■ PROBLEM STATEMENT
Each line that follows should be printed again exactly as it stands.

BEGIN DATA EXCERPTS

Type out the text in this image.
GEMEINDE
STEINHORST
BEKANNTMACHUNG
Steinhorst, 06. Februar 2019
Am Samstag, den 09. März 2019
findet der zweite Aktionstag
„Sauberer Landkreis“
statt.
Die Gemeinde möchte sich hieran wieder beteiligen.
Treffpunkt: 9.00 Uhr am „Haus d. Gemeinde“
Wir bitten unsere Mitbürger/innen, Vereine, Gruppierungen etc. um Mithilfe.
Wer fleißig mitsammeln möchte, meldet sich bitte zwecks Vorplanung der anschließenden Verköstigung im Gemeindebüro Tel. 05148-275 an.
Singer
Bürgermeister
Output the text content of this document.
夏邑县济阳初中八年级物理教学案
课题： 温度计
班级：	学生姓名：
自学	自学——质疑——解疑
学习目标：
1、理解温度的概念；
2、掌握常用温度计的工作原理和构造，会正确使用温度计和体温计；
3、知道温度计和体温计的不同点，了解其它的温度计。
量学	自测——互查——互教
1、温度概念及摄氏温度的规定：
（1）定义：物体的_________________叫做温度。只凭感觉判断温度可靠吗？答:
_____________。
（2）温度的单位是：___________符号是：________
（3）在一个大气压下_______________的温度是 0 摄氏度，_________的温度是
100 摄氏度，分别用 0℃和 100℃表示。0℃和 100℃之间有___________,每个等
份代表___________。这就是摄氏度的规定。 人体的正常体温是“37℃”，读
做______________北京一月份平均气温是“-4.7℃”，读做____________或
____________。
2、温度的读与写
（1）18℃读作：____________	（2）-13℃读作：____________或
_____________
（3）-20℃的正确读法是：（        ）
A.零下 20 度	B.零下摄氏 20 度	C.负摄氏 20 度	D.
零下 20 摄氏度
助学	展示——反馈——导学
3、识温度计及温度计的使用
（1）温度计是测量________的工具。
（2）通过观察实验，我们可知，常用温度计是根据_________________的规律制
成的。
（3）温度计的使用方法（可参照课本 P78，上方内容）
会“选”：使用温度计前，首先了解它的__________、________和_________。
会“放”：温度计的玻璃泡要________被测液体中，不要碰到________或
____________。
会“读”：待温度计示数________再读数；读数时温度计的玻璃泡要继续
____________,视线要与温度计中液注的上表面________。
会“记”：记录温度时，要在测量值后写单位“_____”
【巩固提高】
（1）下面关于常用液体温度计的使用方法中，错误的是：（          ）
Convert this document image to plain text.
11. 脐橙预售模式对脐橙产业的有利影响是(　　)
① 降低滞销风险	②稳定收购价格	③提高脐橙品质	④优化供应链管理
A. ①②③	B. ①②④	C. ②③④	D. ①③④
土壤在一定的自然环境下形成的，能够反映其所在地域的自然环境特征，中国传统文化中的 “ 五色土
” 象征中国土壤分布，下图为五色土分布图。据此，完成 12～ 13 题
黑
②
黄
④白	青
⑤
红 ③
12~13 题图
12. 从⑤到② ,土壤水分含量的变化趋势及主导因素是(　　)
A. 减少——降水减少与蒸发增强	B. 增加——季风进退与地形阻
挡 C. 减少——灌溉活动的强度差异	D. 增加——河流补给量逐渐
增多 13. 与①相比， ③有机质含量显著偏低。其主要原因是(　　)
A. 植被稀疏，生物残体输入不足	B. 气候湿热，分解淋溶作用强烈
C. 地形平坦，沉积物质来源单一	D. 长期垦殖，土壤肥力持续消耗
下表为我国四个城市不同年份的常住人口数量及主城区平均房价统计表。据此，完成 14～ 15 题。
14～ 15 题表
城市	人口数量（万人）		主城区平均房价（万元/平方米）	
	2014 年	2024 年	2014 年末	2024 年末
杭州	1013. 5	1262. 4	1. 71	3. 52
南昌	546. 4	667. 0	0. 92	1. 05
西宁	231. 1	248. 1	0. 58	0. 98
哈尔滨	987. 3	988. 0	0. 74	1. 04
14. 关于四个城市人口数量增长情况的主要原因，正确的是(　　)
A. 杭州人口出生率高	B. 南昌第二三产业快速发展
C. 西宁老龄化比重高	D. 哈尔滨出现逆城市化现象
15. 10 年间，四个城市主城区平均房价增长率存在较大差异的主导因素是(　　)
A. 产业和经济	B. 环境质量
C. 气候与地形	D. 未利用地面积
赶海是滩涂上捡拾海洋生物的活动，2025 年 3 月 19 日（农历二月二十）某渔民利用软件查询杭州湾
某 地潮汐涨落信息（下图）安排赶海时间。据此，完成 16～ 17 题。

END DATA EXCERPTS

■ OUTPUT BELOW
Type out the text in this image.
GEMEINDE
STEINHORST
BEKANNTMACHUNG
Steinhorst, 06. Februar 2019
Am Samstag, den 09. März 2019
findet der zweite Aktionstag
„Sauberer Landkreis“
statt.
Die Gemeinde möchte sich hieran wieder beteiligen.
Treffpunkt: 9.00 Uhr am „Haus d. Gemeinde“
Wir bitten unsere Mitbürger/innen, Vereine, Gruppierungen etc. um Mithilfe.
Wer fleißig mitsammeln möchte, meldet sich bitte zwecks Vorplanung der anschließenden Verköstigung im Gemeindebüro Tel. 05148-275 an.
Singer
Bürgermeister
Output the text content of this document.
夏邑县济阳初中八年级物理教学案
课题： 温度计
班级：	学生姓名：
自学	自学——质疑——解疑
学习目标：
1、理解温度的概念；
2、掌握常用温度计的工作原理和构造，会正确使用温度计和体温计；
3、知道温度计和体温计的不同点，了解其它的温度计。
量学	自测——互查——互教
1、温度概念及摄氏温度的规定：
（1）定义：物体的_________________叫做温度。只凭感觉判断温度可靠吗？答:
_____________。
（2）温度的单位是：___________符号是：________
（3）在一个大气压下_______________的温度是 0 摄氏度，_________的温度是
100 摄氏度，分别用 0℃和 100℃表示。0℃和 100℃之间有___________,每个等
份代表___________。这就是摄氏度的规定。 人体的正常体温是“37℃”，读
做______________北京一月份平均气温是“-4.7℃”，读做____________或
____________。
2、温度的读与写
（1）18℃读作：____________	（2）-13℃读作：____________或
_____________
（3）-20℃的正确读法是：（        ）
A.零下 20 度	B.零下摄氏 20 度	C.负摄氏 20 度	D.
零下 20 摄氏度
助学	展示——反馈——导学
3、识温度计及温度计的使用
（1）温度计是测量________的工具。
（2）通过观察实验，我们可知，常用温度计是根据_________________的规律制
成的。
（3）温度计的使用方法（可参照课本 P78，上方内容）
会“选”：使用温度计前，首先了解它的__________、________和_________。
会“放”：温度计的玻璃泡要________被测液体中，不要碰到________或
____________。
会“读”：待温度计示数________再读数；读数时温度计的玻璃泡要继续
____________,视线要与温度计中液注的上表面________。
会“记”：记录温度时，要在测量值后写单位“_____”
【巩固提高】
（1）下面关于常用液体温度计的使用方法中，错误的是：（          ）
Convert this document image to plain text.
11. 脐橙预售模式对脐橙产业的有利影响是(　　)
① 降低滞销风险	②稳定收购价格	③提高脐橙品质	④优化供应链管理
A. ①②③	B. ①②④	C. ②③④	D. ①③④
土壤在一定的自然环境下形成的，能够反映其所在地域的自然环境特征，中国传统文化中的 “ 五色土
” 象征中国土壤分布，下图为五色土分布图。据此，完成 12～ 13 题
黑
②
黄
④白	青
⑤
红 ③
12~13 题图
12. 从⑤到② ,土壤水分含量的变化趋势及主导因素是(　　)
A. 减少——降水减少与蒸发增强	B. 增加——季风进退与地形阻
挡 C. 减少——灌溉活动的强度差异	D. 增加——河流补给量逐渐
增多 13. 与①相比， ③有机质含量显著偏低。其主要原因是(　　)
A. 植被稀疏，生物残体输入不足	B. 气候湿热，分解淋溶作用强烈
C. 地形平坦，沉积物质来源单一	D. 长期垦殖，土壤肥力持续消耗
下表为我国四个城市不同年份的常住人口数量及主城区平均房价统计表。据此，完成 14～ 15 题。
14～ 15 题表
城市	人口数量（万人）		主城区平均房价（万元/平方米）	
	2014 年	2024 年	2014 年末	2024 年末
杭州	1013. 5	1262. 4	1. 71	3. 52
南昌	546. 4	667. 0	0. 92	1. 05
西宁	231. 1	248. 1	0. 58	0. 98
哈尔滨	987. 3	988. 0	0. 74	1. 04
14. 关于四个城市人口数量增长情况的主要原因，正确的是(　　)
A. 杭州人口出生率高	B. 南昌第二三产业快速发展
C. 西宁老龄化比重高	D. 哈尔滨出现逆城市化现象
15. 10 年间，四个城市主城区平均房价增长率存在较大差异的主导因素是(　　)
A. 产业和经济	B. 环境质量
C. 气候与地形	D. 未利用地面积
赶海是滩涂上捡拾海洋生物的活动，2025 年 3 月 19 日（农历二月二十）某渔民利用软件查询杭州湾
某 地潮汐涨落信息（下图）安排赶海时间。据此，完成 16～ 17 题。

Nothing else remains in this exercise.